# Set task:
Report all lines from the entries below in which "less" appears.

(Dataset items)
** start **

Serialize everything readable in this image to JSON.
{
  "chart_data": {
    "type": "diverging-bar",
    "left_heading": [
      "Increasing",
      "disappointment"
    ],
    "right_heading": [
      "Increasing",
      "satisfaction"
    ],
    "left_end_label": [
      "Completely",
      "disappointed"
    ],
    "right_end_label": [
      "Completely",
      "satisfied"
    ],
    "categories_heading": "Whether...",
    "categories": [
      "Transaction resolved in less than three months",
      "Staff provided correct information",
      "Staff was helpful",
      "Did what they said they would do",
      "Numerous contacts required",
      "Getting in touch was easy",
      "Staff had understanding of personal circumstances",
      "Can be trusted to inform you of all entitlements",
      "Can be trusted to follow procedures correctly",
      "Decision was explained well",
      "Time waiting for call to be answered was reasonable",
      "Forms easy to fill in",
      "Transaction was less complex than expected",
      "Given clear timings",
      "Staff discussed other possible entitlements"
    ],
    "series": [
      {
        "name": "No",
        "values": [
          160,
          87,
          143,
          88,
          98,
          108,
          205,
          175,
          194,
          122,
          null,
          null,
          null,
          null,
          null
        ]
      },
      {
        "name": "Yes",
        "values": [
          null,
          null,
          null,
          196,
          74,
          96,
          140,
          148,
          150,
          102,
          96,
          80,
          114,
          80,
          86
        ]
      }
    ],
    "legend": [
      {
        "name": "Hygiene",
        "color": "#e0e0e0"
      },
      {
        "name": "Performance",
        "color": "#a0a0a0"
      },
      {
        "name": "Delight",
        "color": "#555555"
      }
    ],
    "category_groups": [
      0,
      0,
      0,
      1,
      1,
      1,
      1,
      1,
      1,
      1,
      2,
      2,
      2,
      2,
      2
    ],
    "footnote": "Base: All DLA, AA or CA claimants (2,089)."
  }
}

** end **

# Result:
      "Transaction resolved in less than three months",
      "Transaction was less complex than expected",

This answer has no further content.